=== The data ===

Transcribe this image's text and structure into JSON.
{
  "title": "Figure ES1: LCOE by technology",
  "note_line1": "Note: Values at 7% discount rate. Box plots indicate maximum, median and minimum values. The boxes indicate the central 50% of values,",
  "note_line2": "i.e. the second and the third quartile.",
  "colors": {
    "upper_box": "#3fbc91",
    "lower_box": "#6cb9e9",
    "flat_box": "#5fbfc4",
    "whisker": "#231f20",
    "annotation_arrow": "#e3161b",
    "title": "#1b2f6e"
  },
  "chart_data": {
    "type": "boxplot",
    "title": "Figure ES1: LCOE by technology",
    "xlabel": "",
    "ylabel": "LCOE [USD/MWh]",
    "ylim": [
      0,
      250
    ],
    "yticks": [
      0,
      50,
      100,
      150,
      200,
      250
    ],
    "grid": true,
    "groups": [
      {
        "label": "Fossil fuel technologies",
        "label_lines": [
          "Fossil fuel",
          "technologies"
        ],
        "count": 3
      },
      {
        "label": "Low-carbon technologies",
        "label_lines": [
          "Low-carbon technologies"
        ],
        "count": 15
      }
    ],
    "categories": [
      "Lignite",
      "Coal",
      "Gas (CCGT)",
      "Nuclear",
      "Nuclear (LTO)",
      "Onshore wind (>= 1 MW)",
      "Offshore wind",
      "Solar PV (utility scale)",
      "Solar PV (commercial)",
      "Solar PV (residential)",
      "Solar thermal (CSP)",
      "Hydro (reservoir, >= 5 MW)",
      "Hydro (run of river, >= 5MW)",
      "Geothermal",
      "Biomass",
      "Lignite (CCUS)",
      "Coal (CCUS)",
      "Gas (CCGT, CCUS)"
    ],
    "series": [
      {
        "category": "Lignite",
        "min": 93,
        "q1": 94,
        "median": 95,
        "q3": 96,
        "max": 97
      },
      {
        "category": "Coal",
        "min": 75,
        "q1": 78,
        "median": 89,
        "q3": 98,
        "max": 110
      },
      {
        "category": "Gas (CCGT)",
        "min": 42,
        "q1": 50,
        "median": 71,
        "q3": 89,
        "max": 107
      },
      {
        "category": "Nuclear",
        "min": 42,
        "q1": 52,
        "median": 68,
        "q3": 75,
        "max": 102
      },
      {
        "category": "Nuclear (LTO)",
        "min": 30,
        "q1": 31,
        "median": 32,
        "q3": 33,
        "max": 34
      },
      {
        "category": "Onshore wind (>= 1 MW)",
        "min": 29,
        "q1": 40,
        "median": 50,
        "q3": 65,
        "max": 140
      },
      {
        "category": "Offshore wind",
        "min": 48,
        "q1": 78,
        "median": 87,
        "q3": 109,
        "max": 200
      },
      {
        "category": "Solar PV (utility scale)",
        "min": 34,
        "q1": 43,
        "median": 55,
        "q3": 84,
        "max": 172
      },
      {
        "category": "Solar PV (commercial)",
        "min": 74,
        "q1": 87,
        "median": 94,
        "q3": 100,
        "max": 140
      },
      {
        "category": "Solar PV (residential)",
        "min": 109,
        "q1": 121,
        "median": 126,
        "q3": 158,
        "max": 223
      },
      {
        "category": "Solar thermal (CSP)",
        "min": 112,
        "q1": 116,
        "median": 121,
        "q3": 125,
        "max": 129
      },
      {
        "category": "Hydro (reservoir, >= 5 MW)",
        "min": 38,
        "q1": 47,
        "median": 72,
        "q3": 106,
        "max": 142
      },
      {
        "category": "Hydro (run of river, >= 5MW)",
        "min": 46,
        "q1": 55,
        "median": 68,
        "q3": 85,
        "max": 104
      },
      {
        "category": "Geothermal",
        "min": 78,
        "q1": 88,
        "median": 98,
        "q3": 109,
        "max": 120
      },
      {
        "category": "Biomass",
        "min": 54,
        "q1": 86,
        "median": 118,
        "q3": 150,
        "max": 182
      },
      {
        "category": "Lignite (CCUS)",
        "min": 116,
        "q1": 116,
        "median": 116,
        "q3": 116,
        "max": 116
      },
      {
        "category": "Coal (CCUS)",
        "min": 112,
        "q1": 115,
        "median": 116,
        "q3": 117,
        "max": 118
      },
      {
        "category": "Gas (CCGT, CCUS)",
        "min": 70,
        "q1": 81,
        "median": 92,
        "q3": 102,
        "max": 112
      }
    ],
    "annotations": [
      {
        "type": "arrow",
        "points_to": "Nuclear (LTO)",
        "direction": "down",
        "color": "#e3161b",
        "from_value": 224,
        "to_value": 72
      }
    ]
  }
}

===

• Written request
Search the preceding listing for the word "technologies" and pull out every line that holds it.

• Solution for this problem
        "label": "Fossil fuel technologies",
          "technologies"
        "label": "Low-carbon technologies",
          "Low-carbon technologies"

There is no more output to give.